**The exercise**
Type out the complete listing below word for word, without its pictures.

**Saved entries**
-- -- --

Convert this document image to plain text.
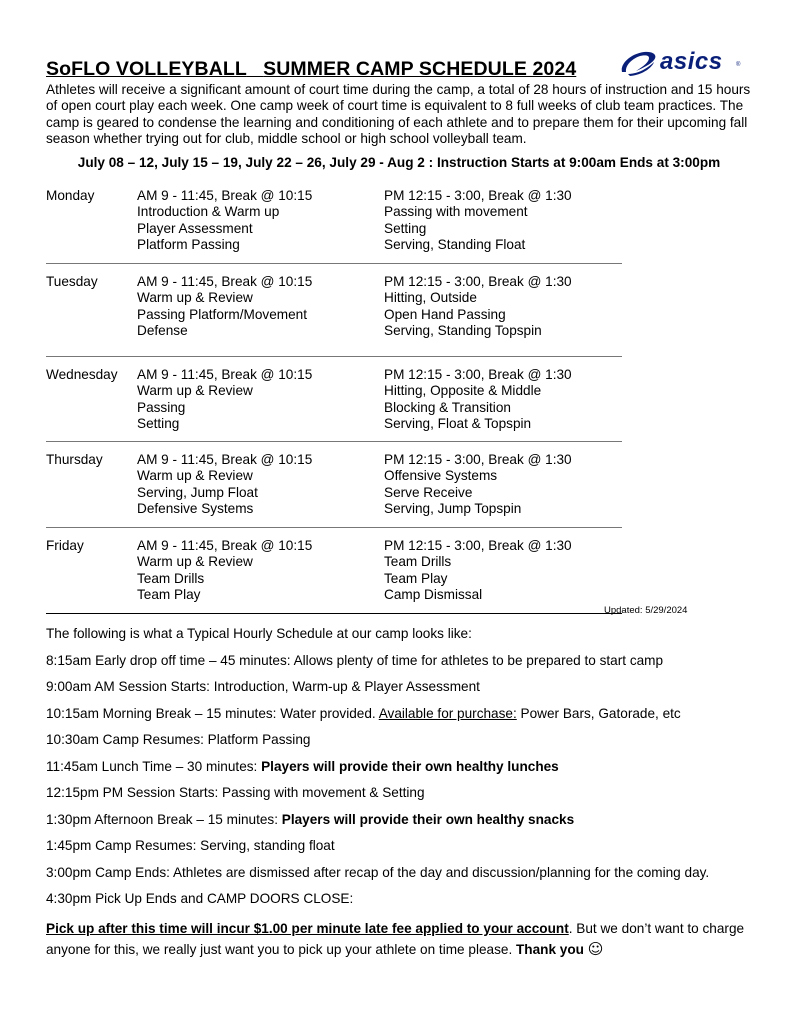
SoFLO VOLLEYBALL SUMMER CAMP SCHEDULE 2024	asics ®

Athletes will receive a significant amount of court time during the camp, a total of 28 hours of instruction and 15 hours of open court play each week. One camp week of court time is equivalent to 8 full weeks of club team practices. The camp is geared to condense the learning and conditioning of each athlete and to prepare them for their upcoming fall season whether trying out for club, middle school or high school volleyball team.

July 08 – 12, July 15 – 19, July 22 – 26, July 29 - Aug 2 : Instruction Starts at 9:00am Ends at 3:00pm

Monday	AM 9 - 11:45, Break @ 10:15
Introduction & Warm up
Player Assessment
Platform Passing
PM 12:15 - 3:00, Break @ 1:30
Passing with movement
Setting
Serving, Standing Float
Tuesday	AM 9 - 11:45, Break @ 10:15
Warm up & Review
Passing Platform/Movement
Defense
PM 12:15 - 3:00, Break @ 1:30
Hitting, Outside
Open Hand Passing
Serving, Standing Topspin
Wednesday AM 9 - 11:45, Break @ 10:15
Warm up & Review
Passing
Setting
PM 12:15 - 3:00, Break @ 1:30
Hitting, Opposite & Middle
Blocking & Transition
Serving, Float & Topspin
Thursday	AM 9 - 11:45, Break @ 10:15
Warm up & Review
Serving, Jump Float
Defensive Systems
PM 12:15 - 3:00, Break @ 1:30
Offensive Systems
Serve Receive
Serving, Jump Topspin
Friday	AM 9 - 11:45, Break @ 10:15
Warm up & Review
Team Drills
Team Play
PM 12:15 - 3:00, Break @ 1:30
Team Drills
Team Play
Camp Dismissal
Updated: 5/29/2024

The following is what a Typical Hourly Schedule at our camp looks like:

8:15am Early drop off time – 45 minutes: Allows plenty of time for athletes to be prepared to start camp

9:00am AM Session Starts: Introduction, Warm-up & Player Assessment

10:15am Morning Break – 15 minutes: Water provided. Available for purchase: Power Bars, Gatorade, etc

10:30am Camp Resumes: Platform Passing

11:45am Lunch Time – 30 minutes: Players will provide their own healthy lunches

12:15pm PM Session Starts: Passing with movement & Setting

1:30pm Afternoon Break – 15 minutes: Players will provide their own healthy snacks

1:45pm Camp Resumes: Serving, standing float

3:00pm Camp Ends: Athletes are dismissed after recap of the day and discussion/planning for the coming day.

4:30pm Pick Up Ends and CAMP DOORS CLOSE:

Pick up after this time will incur $1.00 per minute late fee applied to your account. But we don’t want to charge anyone for this, we really just want you to pick up your athlete on time please. Thank you ☺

-- -- --

**Task output**
Convert this document image to plain text.
SoFLO VOLLEYBALL SUMMER CAMP SCHEDULE 2024	asics ®

Athletes will receive a significant amount of court time during the camp, a total of 28 hours of instruction and 15 hours of open court play each week. One camp week of court time is equivalent to 8 full weeks of club team practices. The camp is geared to condense the learning and conditioning of each athlete and to prepare them for their upcoming fall season whether trying out for club, middle school or high school volleyball team.

July 08 – 12, July 15 – 19, July 22 – 26, July 29 - Aug 2 : Instruction Starts at 9:00am Ends at 3:00pm

Monday	AM 9 - 11:45, Break @ 10:15
Introduction & Warm up
Player Assessment
Platform Passing
PM 12:15 - 3:00, Break @ 1:30
Passing with movement
Setting
Serving, Standing Float
Tuesday	AM 9 - 11:45, Break @ 10:15
Warm up & Review
Passing Platform/Movement
Defense
PM 12:15 - 3:00, Break @ 1:30
Hitting, Outside
Open Hand Passing
Serving, Standing Topspin
Wednesday AM 9 - 11:45, Break @ 10:15
Warm up & Review
Passing
Setting
PM 12:15 - 3:00, Break @ 1:30
Hitting, Opposite & Middle
Blocking & Transition
Serving, Float & Topspin
Thursday	AM 9 - 11:45, Break @ 10:15
Warm up & Review
Serving, Jump Float
Defensive Systems
PM 12:15 - 3:00, Break @ 1:30
Offensive Systems
Serve Receive
Serving, Jump Topspin
Friday	AM 9 - 11:45, Break @ 10:15
Warm up & Review
Team Drills
Team Play
PM 12:15 - 3:00, Break @ 1:30
Team Drills
Team Play
Camp Dismissal
Updated: 5/29/2024

The following is what a Typical Hourly Schedule at our camp looks like:

8:15am Early drop off time – 45 minutes: Allows plenty of time for athletes to be prepared to start camp

9:00am AM Session Starts: Introduction, Warm-up & Player Assessment

10:15am Morning Break – 15 minutes: Water provided. Available for purchase: Power Bars, Gatorade, etc

10:30am Camp Resumes: Platform Passing

11:45am Lunch Time – 30 minutes: Players will provide their own healthy lunches

12:15pm PM Session Starts: Passing with movement & Setting

1:30pm Afternoon Break – 15 minutes: Players will provide their own healthy snacks

1:45pm Camp Resumes: Serving, standing float

3:00pm Camp Ends: Athletes are dismissed after recap of the day and discussion/planning for the coming day.

4:30pm Pick Up Ends and CAMP DOORS CLOSE:

Pick up after this time will incur $1.00 per minute late fee applied to your account. But we don’t want to charge anyone for this, we really just want you to pick up your athlete on time please. Thank you ☺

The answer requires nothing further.